■ REQUEST: Search the entries for the word "dealers" and pull out each line that has it.

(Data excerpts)
------------
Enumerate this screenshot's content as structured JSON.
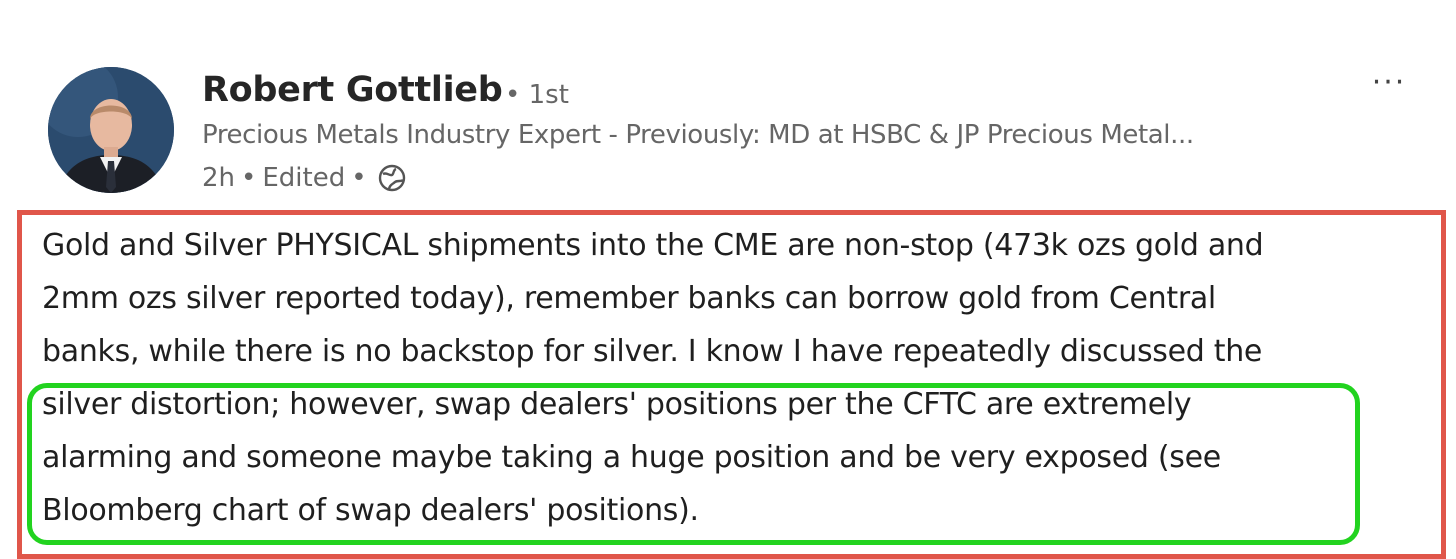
{
  "post": {
    "author": {
      "name": "Robert Gottlieb",
      "degree": "• 1st",
      "headline": "Precious Metals Industry Expert - Previously: MD at HSBC & JP Precious Metal...",
      "time": "2h",
      "separator": "•",
      "edited": "Edited",
      "visibility_icon": "globe-icon"
    },
    "more_menu_label": "···",
    "body_lines": [
      "Gold and Silver PHYSICAL shipments into the CME are non-stop (473k ozs gold and",
      "2mm ozs silver reported today), remember banks can borrow gold from Central",
      "banks, while there is no backstop for silver. I know I have repeatedly discussed the",
      "silver distortion; however, swap dealers' positions per the CFTC are extremely",
      "alarming and someone maybe taking a huge position and be very exposed (see",
      "Bloomberg chart of swap dealers' positions)."
    ]
  },
  "colors": {
    "highlight_red": "#e0564a",
    "highlight_green": "#22d31f",
    "text_primary": "#1f1f1f",
    "text_secondary": "#666666"
  }
}
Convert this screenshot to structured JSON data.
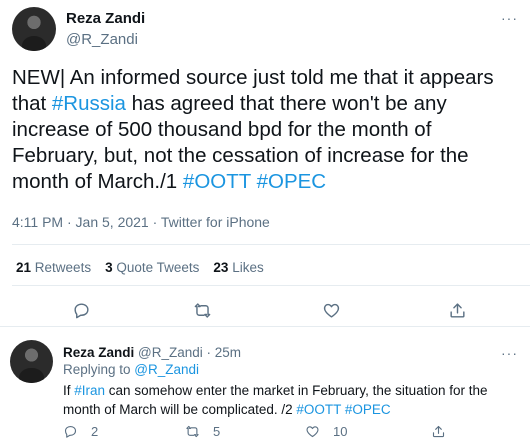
{
  "main_tweet": {
    "author_name": "Reza Zandi",
    "author_handle": "@R_Zandi",
    "text_parts": {
      "p1": "NEW| An informed source just told me that it appears that ",
      "h1": "#Russia",
      "p2": " has agreed that there won't be any increase of 500 thousand bpd for the month of February, but, not the cessation of increase for the month of March./1 ",
      "h2": "#OOTT",
      "p3": " ",
      "h3": "#OPEC"
    },
    "meta": "4:11 PM · Jan 5, 2021 · Twitter for iPhone",
    "stats": {
      "retweets_count": "21",
      "retweets_label": "Retweets",
      "quotes_count": "3",
      "quotes_label": "Quote Tweets",
      "likes_count": "23",
      "likes_label": "Likes"
    },
    "more_label": "···"
  },
  "reply_tweet": {
    "author_name": "Reza Zandi",
    "author_handle": "@R_Zandi",
    "dot": " · ",
    "age": "25m",
    "replying_prefix": "Replying to ",
    "replying_to": "@R_Zandi",
    "text_parts": {
      "p1": "If ",
      "h1": "#Iran",
      "p2": " can somehow enter the market in February, the situation for the month of March will be complicated. /2 ",
      "h2": "#OOTT",
      "p3": " ",
      "h3": "#OPEC"
    },
    "counts": {
      "replies": "2",
      "retweets": "5",
      "likes": "10"
    },
    "more_label": "···"
  },
  "colors": {
    "link": "#1b95e0",
    "muted": "#5b7083",
    "divider": "#e6ecf0"
  }
}
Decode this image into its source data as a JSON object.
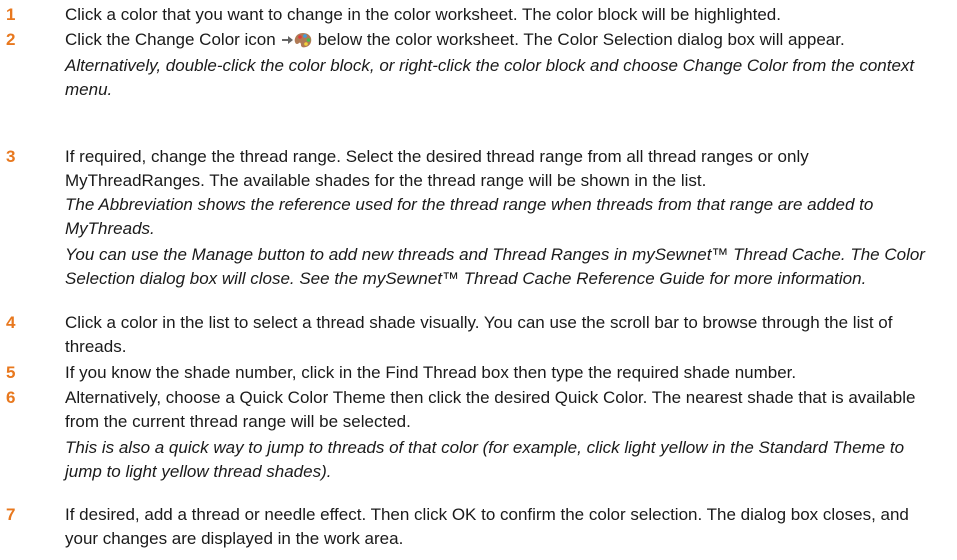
{
  "steps": [
    {
      "number": "1",
      "text": "Click a color that you want to change in the color worksheet. The color block will be highlighted."
    },
    {
      "number": "2",
      "text_before_icon": "Click the Change Color icon",
      "icon": "change-color-icon",
      "text_after_icon": "below the color worksheet. The Color Selection dialog box will appear.",
      "notes": [
        "Alternatively, double-click the color block, or right-click the color block and choose Change Color from the context menu."
      ]
    },
    {
      "number": "3",
      "text": "If required, change the thread range. Select the desired thread range from all thread ranges or only MyThreadRanges. The available shades for the thread range will be shown in the list.",
      "notes": [
        "The Abbreviation shows the reference used for the thread range when threads from that range are added to MyThreads.",
        "You can use the Manage button to add new threads and Thread Ranges in mySewnet™ Thread Cache. The Color Selection dialog box will close. See the mySewnet™ Thread Cache Reference Guide for more information."
      ]
    },
    {
      "number": "4",
      "text": "Click a color in the list to select a thread shade visually. You can use the scroll bar to browse through the list of threads."
    },
    {
      "number": "5",
      "text": "If you know the shade number, click in the Find Thread box then type the required shade number."
    },
    {
      "number": "6",
      "text": "Alternatively, choose a Quick Color Theme then click the desired Quick Color. The nearest shade that is available from the current thread range will be selected.",
      "notes": [
        "This is also a quick way to jump to threads of that color (for example, click light yellow in the Standard Theme to jump to light yellow thread shades)."
      ]
    },
    {
      "number": "7",
      "text": "If desired, add a thread or needle effect. Then click OK to confirm the color selection. The dialog box closes, and your changes are displayed in the work area."
    }
  ],
  "colors": {
    "step_number": "#e8781e",
    "body_text": "#1a1a1a"
  }
}
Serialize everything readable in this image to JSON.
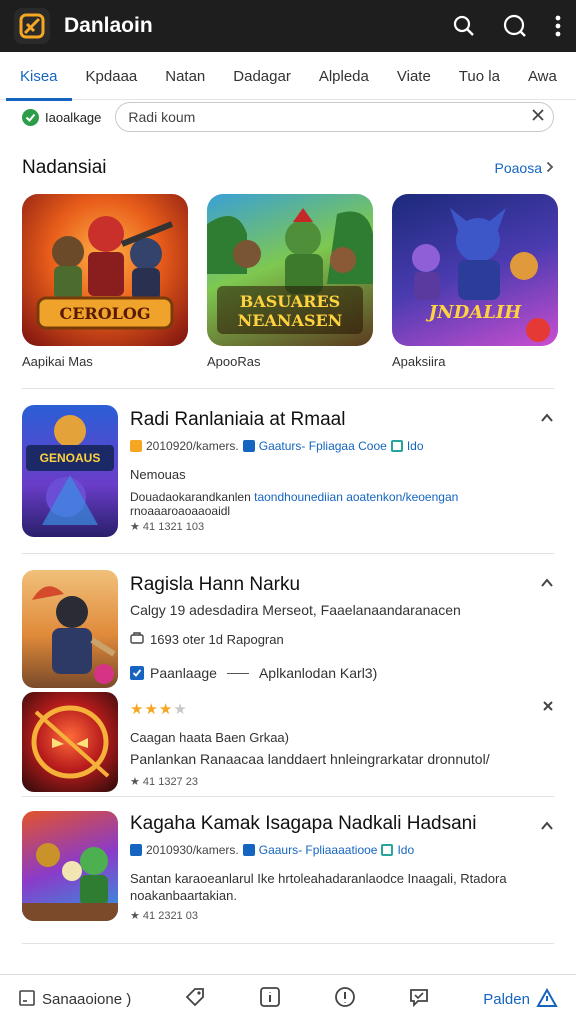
{
  "app": {
    "title": "Danlaoin"
  },
  "tabs": [
    {
      "label": "Kisea"
    },
    {
      "label": "Kpdaaa"
    },
    {
      "label": "Natan"
    },
    {
      "label": "Dadagar"
    },
    {
      "label": "Alpleda"
    },
    {
      "label": "Viate"
    },
    {
      "label": "Tuo la"
    },
    {
      "label": "Awa"
    }
  ],
  "filter": {
    "verified_label": "Iaoalkage",
    "search_value": "Radi koum"
  },
  "section": {
    "title": "Nadansiai",
    "see_more": "Poaosa"
  },
  "featured": [
    {
      "label": "Aapikai Mas",
      "art_text": "CEROLOG"
    },
    {
      "label": "ApooRas",
      "art_text": "BASUARES NEANASEN"
    },
    {
      "label": "Apaksiira",
      "art_text": "JNDALIH"
    }
  ],
  "apps": [
    {
      "title": "Radi Ranlaniaia at Rmaal",
      "meta_left": "2010920/kamers.",
      "meta_link": "Gaaturs- Fpliagaa Cooe",
      "meta_badge": "Ido",
      "subtitle": "Nemouas",
      "desc1_a": "Douadaokarandkanlen",
      "desc1_b": "taondhounediian aoatenkon/keoengan",
      "desc2": "rnoaaaroaoaaoaidl",
      "rating": "★ 41 1321 103",
      "thumb_text": "GENOAUS"
    },
    {
      "title": "Ragisla Hann Narku",
      "line1": "Calgy 19 adesdadira Merseot, Faaelanaandaranacen",
      "line2": "1693 oter 1d Rapogran",
      "check_label": "Paanlaage",
      "check_extra": "Aplkanlodan Karl3)"
    },
    {
      "title": "",
      "stars": 3,
      "subtitle": "Caagan haata Baen Grkaa)",
      "desc": "Panlankan Ranaacaa landdaert hnleingrarkatar dronnutol/",
      "rating": "★ 41 1327 23"
    },
    {
      "title": "Kagaha Kamak Isagapa Nadkali Hadsani",
      "meta_left": "2010930/kamers.",
      "meta_link": "Gaaurs- Fpliaaaatiooe",
      "meta_badge": "Ido",
      "desc1": "Santan karaoeanlarul Ike hrtoleahadaranlaodce Inaagali, Rtadora",
      "desc2": "noakanbaartakian.",
      "rating": "★ 41 2321 03"
    }
  ],
  "bottom": {
    "left_label": "Sanaaoione )",
    "right_label": "Palden"
  },
  "colors": {
    "accent": "#1565c0",
    "topbar": "#1e1e1e",
    "verified": "#2e9d4a",
    "star": "#f5a623"
  }
}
------------
■ CORRECT RESULT:
      "silver distortion; however, swap dealers' positions per the CFTC are extremely",
      "Bloomberg chart of swap dealers' positions)."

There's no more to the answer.